▶ Written exercise A
In the code documentation below, restate the paragraph beginning "Applied to the row pattern" in a single shorter sentence that keeps its main facts.

▶ Excerpt
------------------------------
A method for retrieving the (0-based) index of the i-th row in the set of rows encoded in this.

Lower values for i result in lower absolute row indices.

Example:

Applied to the row pattern 10010001101 and i = 3, we get the 0-based index of the 3-rd set bit counted from the right, i.e. 7.

Assertion

The method assumes that there are at least i rows encoded in the given MinorKey.

Parameters

i	the relative index of the row, as encoded in this

Returns

(0-based) absolute row index of the i-th row in this

Definition at line 117 of file Minor.cc.

{
  /* This method is to return the absolute (0-based) index of the i-th
     row encoded in \a this.
     Example: bit-pattern of rows: "10010001101", i = 3:
        This should yield the 0-based absolute index of the 3-rd bit
        (counted from the right), i.e. 7. */
 
  int matchedBits = -1; /* counter for matched bits;
                           this needs to reach i, then we're done */
  for (int block = 0; block < getNumberOfRowBlocks(); block ++)
  {
    /* start with lowest bits, i.e. in block No. 0 */
    /* the bits in this block of 32 bits: */
    unsigned int blockBits = getRowKey(block);
    unsigned int shiftedBit = 1;
    int exponent = 0;
    /* The invariant "shiftedBit = 2^exponent" will hold throughout the
       entire while loop. */
    while (exponent < 32)
    {
      if (shiftedBit & blockBits) matchedBits++;
      if (matchedBits == i) return exponent + (32 * block);
      shiftedBit = shiftedBit << 1;
      exponent++;
    }
  }
  /* We should never reach this line of code. */
  assume(false);
  return -1;
}

getAbsoluteRowIndices()
------------------------------
▶ Supplied data
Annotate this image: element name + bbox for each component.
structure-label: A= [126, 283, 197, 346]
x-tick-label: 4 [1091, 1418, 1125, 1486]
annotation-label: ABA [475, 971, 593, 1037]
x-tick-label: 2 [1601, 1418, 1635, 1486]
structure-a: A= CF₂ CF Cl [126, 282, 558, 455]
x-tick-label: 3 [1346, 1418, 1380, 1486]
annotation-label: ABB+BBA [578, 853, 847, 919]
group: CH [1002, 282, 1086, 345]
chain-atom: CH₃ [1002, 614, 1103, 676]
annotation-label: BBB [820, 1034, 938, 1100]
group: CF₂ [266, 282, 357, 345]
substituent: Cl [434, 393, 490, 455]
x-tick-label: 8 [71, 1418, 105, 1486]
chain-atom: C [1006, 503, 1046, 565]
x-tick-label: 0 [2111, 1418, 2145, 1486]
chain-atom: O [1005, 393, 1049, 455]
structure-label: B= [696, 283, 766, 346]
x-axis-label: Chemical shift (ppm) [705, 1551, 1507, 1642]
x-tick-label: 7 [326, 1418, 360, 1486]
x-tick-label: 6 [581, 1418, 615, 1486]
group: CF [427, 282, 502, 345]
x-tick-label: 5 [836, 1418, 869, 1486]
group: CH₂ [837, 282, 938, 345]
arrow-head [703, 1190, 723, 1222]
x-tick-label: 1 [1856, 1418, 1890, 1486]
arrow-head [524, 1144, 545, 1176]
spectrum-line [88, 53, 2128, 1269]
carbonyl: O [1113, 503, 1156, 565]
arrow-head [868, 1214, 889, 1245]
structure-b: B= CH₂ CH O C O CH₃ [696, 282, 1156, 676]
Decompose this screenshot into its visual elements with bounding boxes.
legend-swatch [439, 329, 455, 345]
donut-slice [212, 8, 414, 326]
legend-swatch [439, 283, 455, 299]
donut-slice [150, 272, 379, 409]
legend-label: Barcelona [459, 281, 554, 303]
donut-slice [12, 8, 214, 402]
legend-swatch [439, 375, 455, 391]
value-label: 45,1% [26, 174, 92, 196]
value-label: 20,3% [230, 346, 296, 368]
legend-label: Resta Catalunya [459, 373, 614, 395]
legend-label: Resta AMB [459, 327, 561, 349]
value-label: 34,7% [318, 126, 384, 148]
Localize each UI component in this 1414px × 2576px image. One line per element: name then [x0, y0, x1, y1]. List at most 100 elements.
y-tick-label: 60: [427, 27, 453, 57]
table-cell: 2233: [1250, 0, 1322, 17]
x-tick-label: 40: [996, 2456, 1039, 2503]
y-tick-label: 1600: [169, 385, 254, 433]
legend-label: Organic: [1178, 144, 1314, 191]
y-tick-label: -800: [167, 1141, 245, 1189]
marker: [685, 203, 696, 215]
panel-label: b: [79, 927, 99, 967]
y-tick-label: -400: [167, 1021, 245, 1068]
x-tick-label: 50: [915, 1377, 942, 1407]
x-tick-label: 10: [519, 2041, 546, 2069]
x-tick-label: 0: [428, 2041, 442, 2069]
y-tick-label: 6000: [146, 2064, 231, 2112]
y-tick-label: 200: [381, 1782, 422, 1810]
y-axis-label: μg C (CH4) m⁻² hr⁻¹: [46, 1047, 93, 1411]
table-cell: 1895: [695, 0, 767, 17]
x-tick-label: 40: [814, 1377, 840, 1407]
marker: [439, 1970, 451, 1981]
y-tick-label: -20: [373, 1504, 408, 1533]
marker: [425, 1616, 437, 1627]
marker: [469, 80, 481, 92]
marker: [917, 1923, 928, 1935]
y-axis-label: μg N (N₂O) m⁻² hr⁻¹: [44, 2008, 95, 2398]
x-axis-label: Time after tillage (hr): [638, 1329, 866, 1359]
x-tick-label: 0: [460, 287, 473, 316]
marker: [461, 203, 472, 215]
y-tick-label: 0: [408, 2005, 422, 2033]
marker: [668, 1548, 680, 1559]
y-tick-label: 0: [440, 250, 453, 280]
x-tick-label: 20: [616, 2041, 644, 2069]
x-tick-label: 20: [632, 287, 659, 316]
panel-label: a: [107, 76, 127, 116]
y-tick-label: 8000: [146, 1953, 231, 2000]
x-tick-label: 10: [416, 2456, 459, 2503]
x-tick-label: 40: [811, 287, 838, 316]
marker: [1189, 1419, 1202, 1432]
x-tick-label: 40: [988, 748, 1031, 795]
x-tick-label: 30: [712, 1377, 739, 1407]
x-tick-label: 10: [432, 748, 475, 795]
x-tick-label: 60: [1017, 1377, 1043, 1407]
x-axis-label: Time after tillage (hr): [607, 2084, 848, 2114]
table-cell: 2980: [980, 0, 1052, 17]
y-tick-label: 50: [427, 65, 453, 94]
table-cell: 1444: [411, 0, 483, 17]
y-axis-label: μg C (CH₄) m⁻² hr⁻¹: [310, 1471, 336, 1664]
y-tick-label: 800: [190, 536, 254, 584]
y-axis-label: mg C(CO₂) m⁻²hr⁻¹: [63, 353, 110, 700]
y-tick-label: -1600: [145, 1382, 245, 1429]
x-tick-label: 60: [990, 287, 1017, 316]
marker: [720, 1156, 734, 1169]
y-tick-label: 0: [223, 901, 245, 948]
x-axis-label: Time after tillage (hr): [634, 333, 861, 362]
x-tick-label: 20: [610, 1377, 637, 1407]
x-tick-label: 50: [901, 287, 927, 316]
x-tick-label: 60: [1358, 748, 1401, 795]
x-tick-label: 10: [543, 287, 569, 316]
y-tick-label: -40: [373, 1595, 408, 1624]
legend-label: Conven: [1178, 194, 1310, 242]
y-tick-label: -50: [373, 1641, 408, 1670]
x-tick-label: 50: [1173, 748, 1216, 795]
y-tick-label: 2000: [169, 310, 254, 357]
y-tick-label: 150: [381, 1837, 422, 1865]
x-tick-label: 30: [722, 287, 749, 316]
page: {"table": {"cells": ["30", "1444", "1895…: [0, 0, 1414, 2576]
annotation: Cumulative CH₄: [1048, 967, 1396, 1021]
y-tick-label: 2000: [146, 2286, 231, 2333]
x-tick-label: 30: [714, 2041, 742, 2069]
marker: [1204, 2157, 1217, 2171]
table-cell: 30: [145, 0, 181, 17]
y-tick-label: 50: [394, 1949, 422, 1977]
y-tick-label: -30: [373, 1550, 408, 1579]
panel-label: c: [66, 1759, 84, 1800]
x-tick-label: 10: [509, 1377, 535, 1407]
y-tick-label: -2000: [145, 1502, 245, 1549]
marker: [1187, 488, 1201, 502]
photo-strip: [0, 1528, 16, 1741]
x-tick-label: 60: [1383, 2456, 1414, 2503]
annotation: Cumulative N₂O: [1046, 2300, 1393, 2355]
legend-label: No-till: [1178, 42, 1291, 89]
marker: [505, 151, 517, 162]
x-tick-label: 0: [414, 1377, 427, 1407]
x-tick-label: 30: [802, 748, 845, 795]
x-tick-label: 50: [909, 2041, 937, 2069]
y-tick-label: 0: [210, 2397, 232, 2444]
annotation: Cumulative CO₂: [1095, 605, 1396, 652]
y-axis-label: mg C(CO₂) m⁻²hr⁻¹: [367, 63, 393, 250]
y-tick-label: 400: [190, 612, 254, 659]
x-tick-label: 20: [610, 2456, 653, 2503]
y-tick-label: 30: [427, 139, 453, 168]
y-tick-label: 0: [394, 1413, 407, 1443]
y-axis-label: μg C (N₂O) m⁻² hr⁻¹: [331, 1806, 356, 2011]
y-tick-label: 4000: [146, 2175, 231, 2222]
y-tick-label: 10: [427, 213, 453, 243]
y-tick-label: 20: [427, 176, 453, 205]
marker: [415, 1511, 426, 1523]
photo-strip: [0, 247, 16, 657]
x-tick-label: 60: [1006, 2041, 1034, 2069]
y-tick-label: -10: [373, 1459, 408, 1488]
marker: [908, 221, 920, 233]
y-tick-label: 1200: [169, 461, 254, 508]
------------------------------
▶ Written exercise B
Print the lines of the listing, starting at its first line and ending at the line that contains "structure-a: A= CF₂".

▶ Answer A
For the row pattern 10010001101 with i = 3, the result is 7, the 0-based index of the 3rd set bit counted from the right.

▶ Answer B
Annotate this image: element name + bbox for each component.
structure-label: A= [126, 283, 197, 346]
x-tick-label: 4 [1091, 1418, 1125, 1486]
annotation-label: ABA [475, 971, 593, 1037]
x-tick-label: 2 [1601, 1418, 1635, 1486]
structure-a: A= CF₂ CF Cl [126, 282, 558, 455]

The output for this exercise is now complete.